WHAT YOU NEED TO DO: Tally up the lines where the string "JSON" appears; reply with the number only.

####

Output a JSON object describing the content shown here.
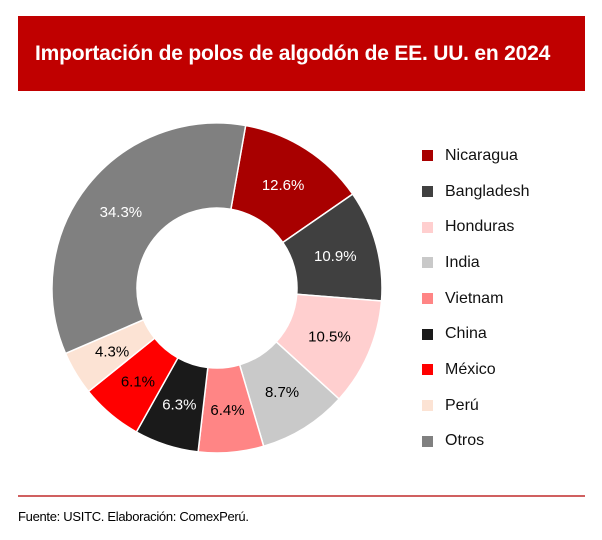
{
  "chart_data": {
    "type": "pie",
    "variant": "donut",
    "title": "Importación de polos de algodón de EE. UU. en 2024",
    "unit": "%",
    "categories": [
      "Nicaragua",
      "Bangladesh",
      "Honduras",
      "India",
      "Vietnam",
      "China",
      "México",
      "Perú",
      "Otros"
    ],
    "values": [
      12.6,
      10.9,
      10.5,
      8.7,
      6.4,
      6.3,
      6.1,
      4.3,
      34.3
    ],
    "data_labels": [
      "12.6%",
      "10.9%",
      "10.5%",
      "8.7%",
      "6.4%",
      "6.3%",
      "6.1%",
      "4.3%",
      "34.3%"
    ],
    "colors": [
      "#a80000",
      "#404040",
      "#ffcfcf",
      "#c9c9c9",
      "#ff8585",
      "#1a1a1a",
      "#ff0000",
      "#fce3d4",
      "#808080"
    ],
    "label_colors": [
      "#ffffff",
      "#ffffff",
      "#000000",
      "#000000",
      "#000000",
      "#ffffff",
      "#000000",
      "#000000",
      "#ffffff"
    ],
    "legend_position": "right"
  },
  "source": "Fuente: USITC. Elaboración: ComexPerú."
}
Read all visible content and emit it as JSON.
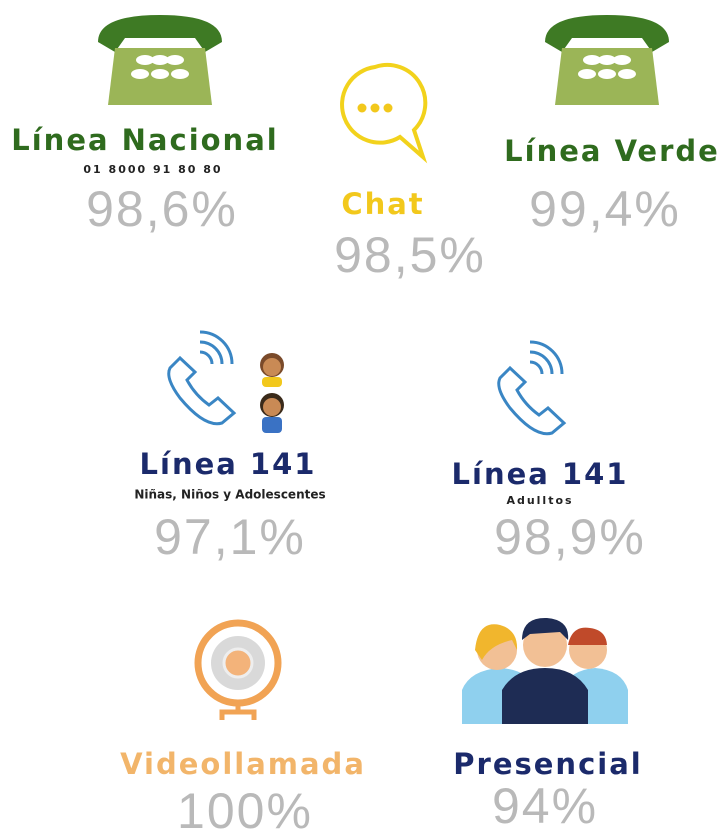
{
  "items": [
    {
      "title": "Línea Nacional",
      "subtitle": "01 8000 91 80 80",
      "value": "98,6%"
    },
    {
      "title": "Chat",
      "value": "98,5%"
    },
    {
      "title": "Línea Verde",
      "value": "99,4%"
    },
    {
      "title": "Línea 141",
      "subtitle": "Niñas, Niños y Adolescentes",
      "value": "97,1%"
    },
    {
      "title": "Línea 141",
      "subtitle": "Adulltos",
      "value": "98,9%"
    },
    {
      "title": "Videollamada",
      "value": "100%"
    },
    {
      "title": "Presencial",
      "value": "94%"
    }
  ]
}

####

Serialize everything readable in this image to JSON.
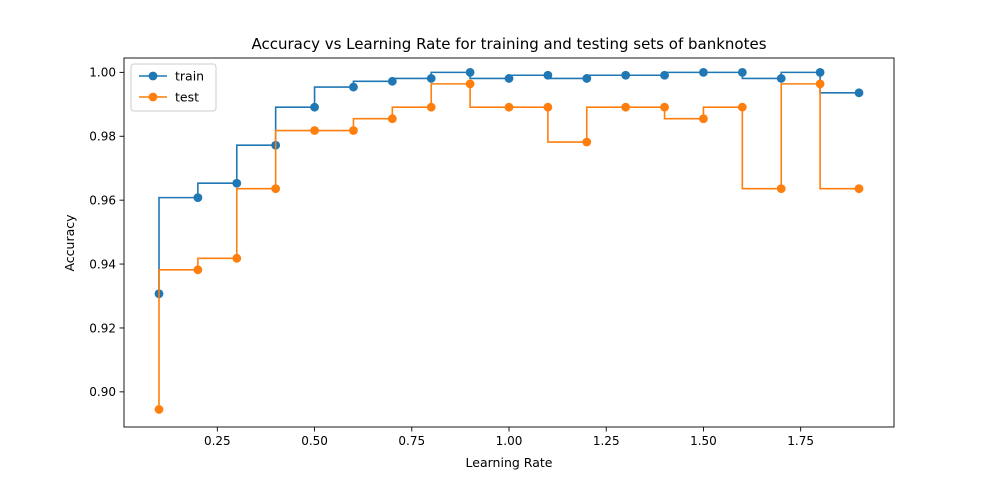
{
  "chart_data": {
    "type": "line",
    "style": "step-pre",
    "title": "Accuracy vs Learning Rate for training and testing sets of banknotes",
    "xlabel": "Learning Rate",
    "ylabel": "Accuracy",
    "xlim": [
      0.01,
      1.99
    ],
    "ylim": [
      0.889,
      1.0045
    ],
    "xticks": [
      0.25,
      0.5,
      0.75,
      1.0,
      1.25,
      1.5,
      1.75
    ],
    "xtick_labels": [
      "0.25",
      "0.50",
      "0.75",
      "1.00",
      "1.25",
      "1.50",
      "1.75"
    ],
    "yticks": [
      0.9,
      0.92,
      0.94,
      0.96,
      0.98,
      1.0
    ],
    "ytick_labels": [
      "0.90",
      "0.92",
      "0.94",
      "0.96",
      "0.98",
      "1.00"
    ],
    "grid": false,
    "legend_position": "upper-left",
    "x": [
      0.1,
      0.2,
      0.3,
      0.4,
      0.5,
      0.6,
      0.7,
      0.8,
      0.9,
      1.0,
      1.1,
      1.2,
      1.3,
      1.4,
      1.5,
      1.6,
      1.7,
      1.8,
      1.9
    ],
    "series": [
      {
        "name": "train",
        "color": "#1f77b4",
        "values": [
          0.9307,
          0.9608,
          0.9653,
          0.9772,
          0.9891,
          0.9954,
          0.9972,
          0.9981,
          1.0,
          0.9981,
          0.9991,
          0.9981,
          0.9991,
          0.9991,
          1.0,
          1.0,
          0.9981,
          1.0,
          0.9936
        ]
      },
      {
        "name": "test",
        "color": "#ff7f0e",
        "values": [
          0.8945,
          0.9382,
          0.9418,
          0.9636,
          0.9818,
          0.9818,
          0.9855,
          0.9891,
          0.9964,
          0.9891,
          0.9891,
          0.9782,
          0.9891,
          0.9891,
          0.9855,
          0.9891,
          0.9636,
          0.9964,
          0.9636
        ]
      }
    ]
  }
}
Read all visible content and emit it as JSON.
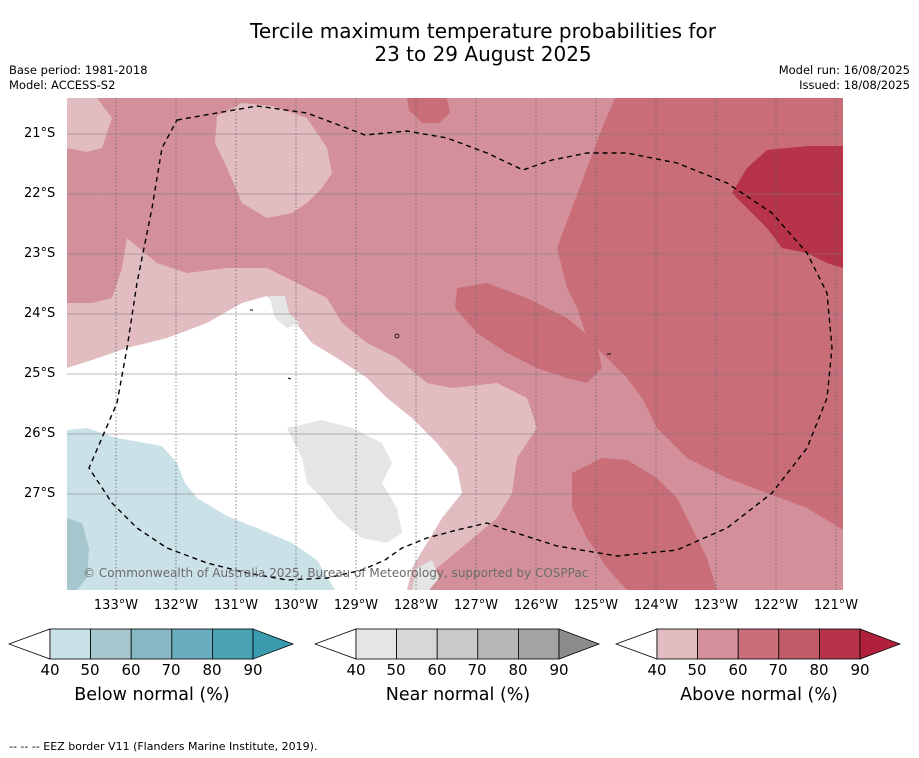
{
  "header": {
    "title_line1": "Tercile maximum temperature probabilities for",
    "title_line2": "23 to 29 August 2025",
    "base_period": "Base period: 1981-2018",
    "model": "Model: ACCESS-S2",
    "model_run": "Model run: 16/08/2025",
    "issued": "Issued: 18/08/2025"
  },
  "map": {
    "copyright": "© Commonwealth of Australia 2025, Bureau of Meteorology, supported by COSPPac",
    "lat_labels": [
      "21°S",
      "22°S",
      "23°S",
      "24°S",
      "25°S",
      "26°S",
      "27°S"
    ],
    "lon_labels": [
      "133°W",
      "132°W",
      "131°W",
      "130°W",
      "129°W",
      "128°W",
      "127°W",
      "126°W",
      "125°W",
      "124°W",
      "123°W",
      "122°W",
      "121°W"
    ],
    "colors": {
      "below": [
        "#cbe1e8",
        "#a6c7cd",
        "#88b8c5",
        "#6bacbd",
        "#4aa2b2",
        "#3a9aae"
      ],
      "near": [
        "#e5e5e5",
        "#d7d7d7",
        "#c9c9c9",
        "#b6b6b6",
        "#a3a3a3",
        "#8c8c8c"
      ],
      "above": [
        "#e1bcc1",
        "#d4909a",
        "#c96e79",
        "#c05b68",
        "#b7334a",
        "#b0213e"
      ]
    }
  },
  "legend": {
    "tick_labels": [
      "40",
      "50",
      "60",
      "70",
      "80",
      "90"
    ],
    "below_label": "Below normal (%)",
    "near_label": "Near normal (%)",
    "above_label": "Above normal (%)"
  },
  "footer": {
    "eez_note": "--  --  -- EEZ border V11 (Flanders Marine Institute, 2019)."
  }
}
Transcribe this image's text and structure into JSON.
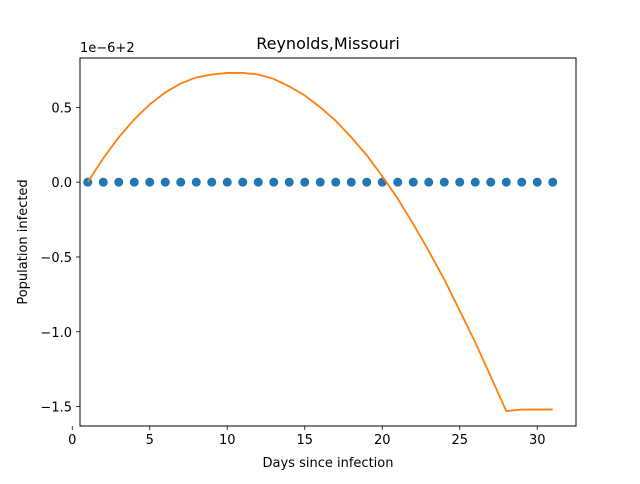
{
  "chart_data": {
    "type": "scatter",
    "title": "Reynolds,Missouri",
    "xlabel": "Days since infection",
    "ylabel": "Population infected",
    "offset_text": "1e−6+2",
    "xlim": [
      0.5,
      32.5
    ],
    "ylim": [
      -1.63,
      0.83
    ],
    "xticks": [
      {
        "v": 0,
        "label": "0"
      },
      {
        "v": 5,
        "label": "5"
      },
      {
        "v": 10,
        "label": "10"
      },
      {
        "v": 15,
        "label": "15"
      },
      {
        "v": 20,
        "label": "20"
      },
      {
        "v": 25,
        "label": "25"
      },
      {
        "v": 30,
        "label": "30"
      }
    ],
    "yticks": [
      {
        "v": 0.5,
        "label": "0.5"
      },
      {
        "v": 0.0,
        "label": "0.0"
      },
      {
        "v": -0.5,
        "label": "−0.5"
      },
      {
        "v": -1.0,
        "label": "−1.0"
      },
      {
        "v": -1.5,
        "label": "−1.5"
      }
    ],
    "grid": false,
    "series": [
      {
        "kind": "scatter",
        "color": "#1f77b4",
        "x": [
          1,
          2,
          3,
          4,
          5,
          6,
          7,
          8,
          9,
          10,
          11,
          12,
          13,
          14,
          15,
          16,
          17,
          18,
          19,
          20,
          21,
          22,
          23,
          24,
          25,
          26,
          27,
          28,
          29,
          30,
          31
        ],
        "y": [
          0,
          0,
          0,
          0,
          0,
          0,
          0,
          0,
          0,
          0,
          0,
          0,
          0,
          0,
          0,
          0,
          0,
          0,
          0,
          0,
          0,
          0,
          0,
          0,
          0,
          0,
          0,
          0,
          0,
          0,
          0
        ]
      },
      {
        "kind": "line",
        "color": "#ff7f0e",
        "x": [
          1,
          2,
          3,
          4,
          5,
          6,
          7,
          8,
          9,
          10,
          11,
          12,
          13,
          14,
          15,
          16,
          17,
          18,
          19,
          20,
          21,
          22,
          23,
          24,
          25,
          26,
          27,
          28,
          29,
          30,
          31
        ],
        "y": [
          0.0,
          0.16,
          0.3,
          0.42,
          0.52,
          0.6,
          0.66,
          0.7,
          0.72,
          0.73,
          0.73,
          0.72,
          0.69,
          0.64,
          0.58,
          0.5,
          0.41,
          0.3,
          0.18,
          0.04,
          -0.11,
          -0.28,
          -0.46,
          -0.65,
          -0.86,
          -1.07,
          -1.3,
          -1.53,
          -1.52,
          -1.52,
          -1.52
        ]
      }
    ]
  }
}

####

REPLY: 5